Goal
Retype each record below word for word. Leave the pictures out.

--- START Available records ---

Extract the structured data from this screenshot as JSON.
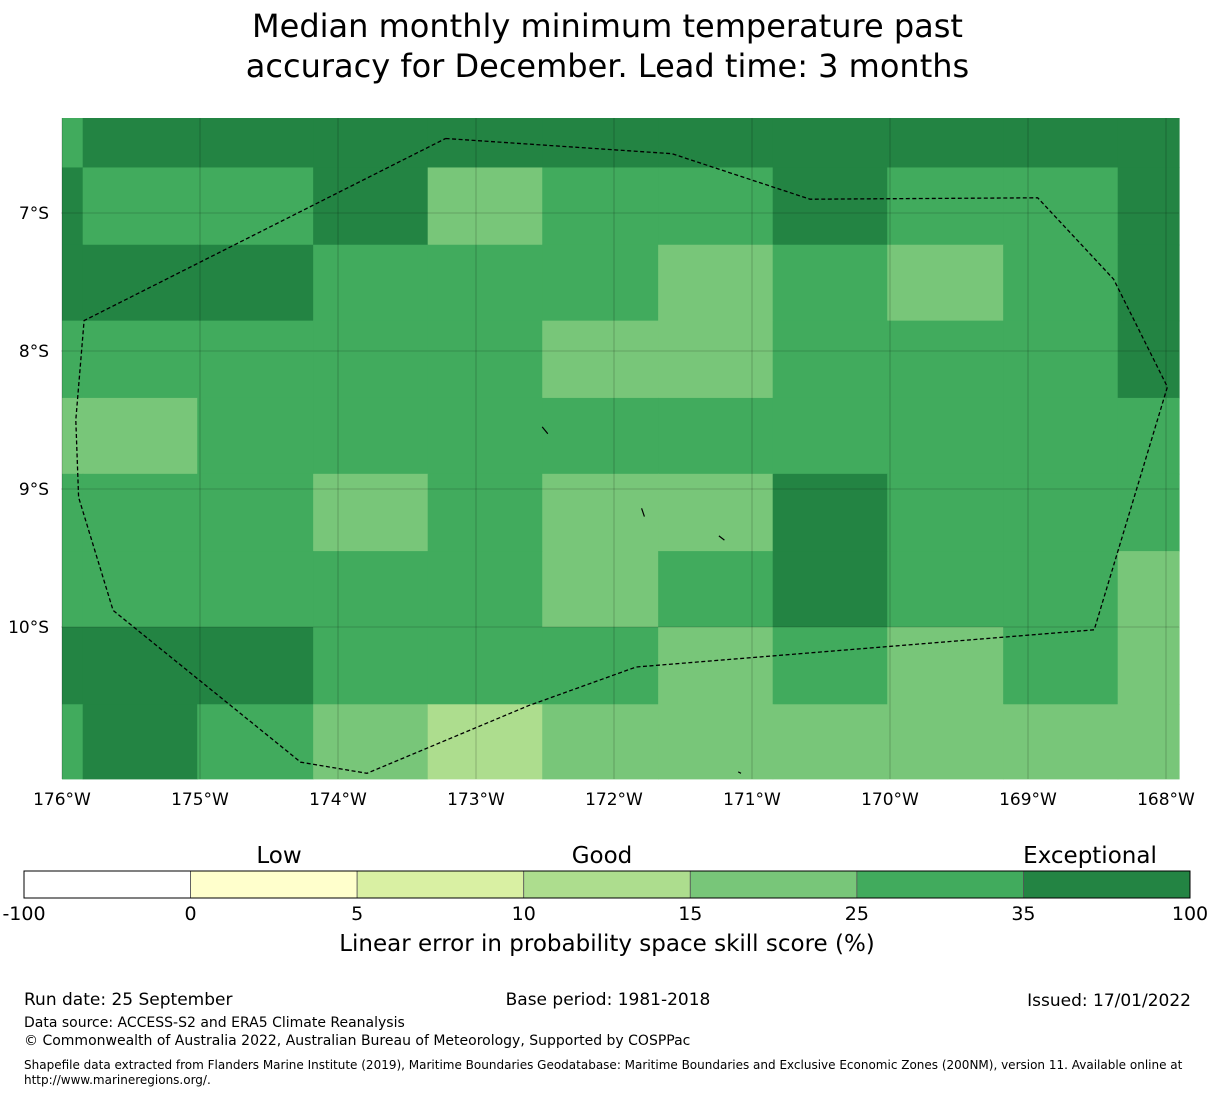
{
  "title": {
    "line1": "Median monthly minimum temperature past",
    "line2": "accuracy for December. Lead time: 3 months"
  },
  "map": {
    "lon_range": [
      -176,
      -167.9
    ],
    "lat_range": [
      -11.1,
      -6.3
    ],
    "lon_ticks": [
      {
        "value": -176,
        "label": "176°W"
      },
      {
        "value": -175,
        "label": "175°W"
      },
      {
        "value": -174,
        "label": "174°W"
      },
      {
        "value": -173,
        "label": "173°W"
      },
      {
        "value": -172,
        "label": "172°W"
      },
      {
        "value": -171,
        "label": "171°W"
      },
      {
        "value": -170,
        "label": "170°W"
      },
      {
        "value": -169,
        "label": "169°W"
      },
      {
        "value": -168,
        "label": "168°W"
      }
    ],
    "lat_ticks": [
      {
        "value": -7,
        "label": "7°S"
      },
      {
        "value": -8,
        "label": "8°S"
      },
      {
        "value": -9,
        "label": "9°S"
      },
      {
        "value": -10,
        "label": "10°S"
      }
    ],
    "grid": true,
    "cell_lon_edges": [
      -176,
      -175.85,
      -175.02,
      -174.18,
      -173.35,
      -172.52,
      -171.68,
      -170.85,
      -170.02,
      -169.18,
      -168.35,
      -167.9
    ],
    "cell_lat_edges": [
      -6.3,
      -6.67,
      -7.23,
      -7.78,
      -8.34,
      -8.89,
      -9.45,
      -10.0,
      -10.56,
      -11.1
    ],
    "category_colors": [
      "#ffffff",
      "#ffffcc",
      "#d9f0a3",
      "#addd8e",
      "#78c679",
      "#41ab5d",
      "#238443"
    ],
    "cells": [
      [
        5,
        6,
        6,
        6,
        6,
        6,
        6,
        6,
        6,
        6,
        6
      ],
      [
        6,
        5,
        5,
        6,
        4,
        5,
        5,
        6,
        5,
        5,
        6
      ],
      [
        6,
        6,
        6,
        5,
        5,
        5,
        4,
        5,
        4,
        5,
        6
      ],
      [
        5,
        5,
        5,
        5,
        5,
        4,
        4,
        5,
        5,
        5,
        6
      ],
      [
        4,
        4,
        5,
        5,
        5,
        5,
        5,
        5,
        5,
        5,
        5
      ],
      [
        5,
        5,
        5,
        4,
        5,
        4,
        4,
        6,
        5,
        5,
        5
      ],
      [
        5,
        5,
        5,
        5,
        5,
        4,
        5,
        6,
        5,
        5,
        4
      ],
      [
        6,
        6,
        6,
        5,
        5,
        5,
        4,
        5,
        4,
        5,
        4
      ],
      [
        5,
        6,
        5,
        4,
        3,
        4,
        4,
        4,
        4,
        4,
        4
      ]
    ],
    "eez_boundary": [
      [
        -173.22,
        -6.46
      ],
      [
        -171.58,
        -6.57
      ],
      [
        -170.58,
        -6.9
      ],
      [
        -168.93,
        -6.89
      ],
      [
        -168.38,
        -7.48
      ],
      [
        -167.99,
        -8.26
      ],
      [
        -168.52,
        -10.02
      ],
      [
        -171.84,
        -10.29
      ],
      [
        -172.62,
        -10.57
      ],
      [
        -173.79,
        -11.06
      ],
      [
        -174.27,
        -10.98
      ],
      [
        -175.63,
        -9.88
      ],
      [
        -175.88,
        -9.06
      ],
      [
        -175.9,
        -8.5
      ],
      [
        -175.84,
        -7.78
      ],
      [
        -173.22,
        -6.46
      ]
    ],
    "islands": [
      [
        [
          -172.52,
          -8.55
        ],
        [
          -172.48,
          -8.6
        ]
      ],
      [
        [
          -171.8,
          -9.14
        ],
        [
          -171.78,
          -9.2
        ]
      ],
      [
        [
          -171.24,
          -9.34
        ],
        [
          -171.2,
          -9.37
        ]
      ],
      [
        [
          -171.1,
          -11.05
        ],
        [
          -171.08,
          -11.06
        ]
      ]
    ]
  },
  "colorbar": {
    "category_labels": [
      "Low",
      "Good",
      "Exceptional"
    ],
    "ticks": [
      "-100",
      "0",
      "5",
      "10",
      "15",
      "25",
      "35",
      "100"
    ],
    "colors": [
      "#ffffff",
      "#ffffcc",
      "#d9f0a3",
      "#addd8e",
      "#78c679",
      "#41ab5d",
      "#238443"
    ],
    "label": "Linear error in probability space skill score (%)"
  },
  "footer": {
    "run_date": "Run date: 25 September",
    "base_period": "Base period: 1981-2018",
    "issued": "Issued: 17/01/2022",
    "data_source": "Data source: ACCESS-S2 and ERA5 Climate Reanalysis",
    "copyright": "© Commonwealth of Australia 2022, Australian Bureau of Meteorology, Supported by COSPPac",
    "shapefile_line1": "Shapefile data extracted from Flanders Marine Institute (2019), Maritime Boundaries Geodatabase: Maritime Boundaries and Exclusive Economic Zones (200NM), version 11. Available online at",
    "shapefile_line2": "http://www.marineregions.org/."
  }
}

--- END Available records ---

Complete output
Extract the structured data from this screenshot as JSON.
{
  "title": {
    "line1": "Median monthly minimum temperature past",
    "line2": "accuracy for December. Lead time: 3 months"
  },
  "map": {
    "lon_range": [
      -176,
      -167.9
    ],
    "lat_range": [
      -11.1,
      -6.3
    ],
    "lon_ticks": [
      {
        "value": -176,
        "label": "176°W"
      },
      {
        "value": -175,
        "label": "175°W"
      },
      {
        "value": -174,
        "label": "174°W"
      },
      {
        "value": -173,
        "label": "173°W"
      },
      {
        "value": -172,
        "label": "172°W"
      },
      {
        "value": -171,
        "label": "171°W"
      },
      {
        "value": -170,
        "label": "170°W"
      },
      {
        "value": -169,
        "label": "169°W"
      },
      {
        "value": -168,
        "label": "168°W"
      }
    ],
    "lat_ticks": [
      {
        "value": -7,
        "label": "7°S"
      },
      {
        "value": -8,
        "label": "8°S"
      },
      {
        "value": -9,
        "label": "9°S"
      },
      {
        "value": -10,
        "label": "10°S"
      }
    ],
    "grid": true,
    "cell_lon_edges": [
      -176,
      -175.85,
      -175.02,
      -174.18,
      -173.35,
      -172.52,
      -171.68,
      -170.85,
      -170.02,
      -169.18,
      -168.35,
      -167.9
    ],
    "cell_lat_edges": [
      -6.3,
      -6.67,
      -7.23,
      -7.78,
      -8.34,
      -8.89,
      -9.45,
      -10.0,
      -10.56,
      -11.1
    ],
    "category_colors": [
      "#ffffff",
      "#ffffcc",
      "#d9f0a3",
      "#addd8e",
      "#78c679",
      "#41ab5d",
      "#238443"
    ],
    "cells": [
      [
        5,
        6,
        6,
        6,
        6,
        6,
        6,
        6,
        6,
        6,
        6
      ],
      [
        6,
        5,
        5,
        6,
        4,
        5,
        5,
        6,
        5,
        5,
        6
      ],
      [
        6,
        6,
        6,
        5,
        5,
        5,
        4,
        5,
        4,
        5,
        6
      ],
      [
        5,
        5,
        5,
        5,
        5,
        4,
        4,
        5,
        5,
        5,
        6
      ],
      [
        4,
        4,
        5,
        5,
        5,
        5,
        5,
        5,
        5,
        5,
        5
      ],
      [
        5,
        5,
        5,
        4,
        5,
        4,
        4,
        6,
        5,
        5,
        5
      ],
      [
        5,
        5,
        5,
        5,
        5,
        4,
        5,
        6,
        5,
        5,
        4
      ],
      [
        6,
        6,
        6,
        5,
        5,
        5,
        4,
        5,
        4,
        5,
        4
      ],
      [
        5,
        6,
        5,
        4,
        3,
        4,
        4,
        4,
        4,
        4,
        4
      ]
    ],
    "eez_boundary": [
      [
        -173.22,
        -6.46
      ],
      [
        -171.58,
        -6.57
      ],
      [
        -170.58,
        -6.9
      ],
      [
        -168.93,
        -6.89
      ],
      [
        -168.38,
        -7.48
      ],
      [
        -167.99,
        -8.26
      ],
      [
        -168.52,
        -10.02
      ],
      [
        -171.84,
        -10.29
      ],
      [
        -172.62,
        -10.57
      ],
      [
        -173.79,
        -11.06
      ],
      [
        -174.27,
        -10.98
      ],
      [
        -175.63,
        -9.88
      ],
      [
        -175.88,
        -9.06
      ],
      [
        -175.9,
        -8.5
      ],
      [
        -175.84,
        -7.78
      ],
      [
        -173.22,
        -6.46
      ]
    ],
    "islands": [
      [
        [
          -172.52,
          -8.55
        ],
        [
          -172.48,
          -8.6
        ]
      ],
      [
        [
          -171.8,
          -9.14
        ],
        [
          -171.78,
          -9.2
        ]
      ],
      [
        [
          -171.24,
          -9.34
        ],
        [
          -171.2,
          -9.37
        ]
      ],
      [
        [
          -171.1,
          -11.05
        ],
        [
          -171.08,
          -11.06
        ]
      ]
    ]
  },
  "colorbar": {
    "category_labels": [
      "Low",
      "Good",
      "Exceptional"
    ],
    "ticks": [
      "-100",
      "0",
      "5",
      "10",
      "15",
      "25",
      "35",
      "100"
    ],
    "colors": [
      "#ffffff",
      "#ffffcc",
      "#d9f0a3",
      "#addd8e",
      "#78c679",
      "#41ab5d",
      "#238443"
    ],
    "label": "Linear error in probability space skill score (%)"
  },
  "footer": {
    "run_date": "Run date: 25 September",
    "base_period": "Base period: 1981-2018",
    "issued": "Issued: 17/01/2022",
    "data_source": "Data source: ACCESS-S2 and ERA5 Climate Reanalysis",
    "copyright": "© Commonwealth of Australia 2022, Australian Bureau of Meteorology, Supported by COSPPac",
    "shapefile_line1": "Shapefile data extracted from Flanders Marine Institute (2019), Maritime Boundaries Geodatabase: Maritime Boundaries and Exclusive Economic Zones (200NM), version 11. Available online at",
    "shapefile_line2": "http://www.marineregions.org/."
  }
}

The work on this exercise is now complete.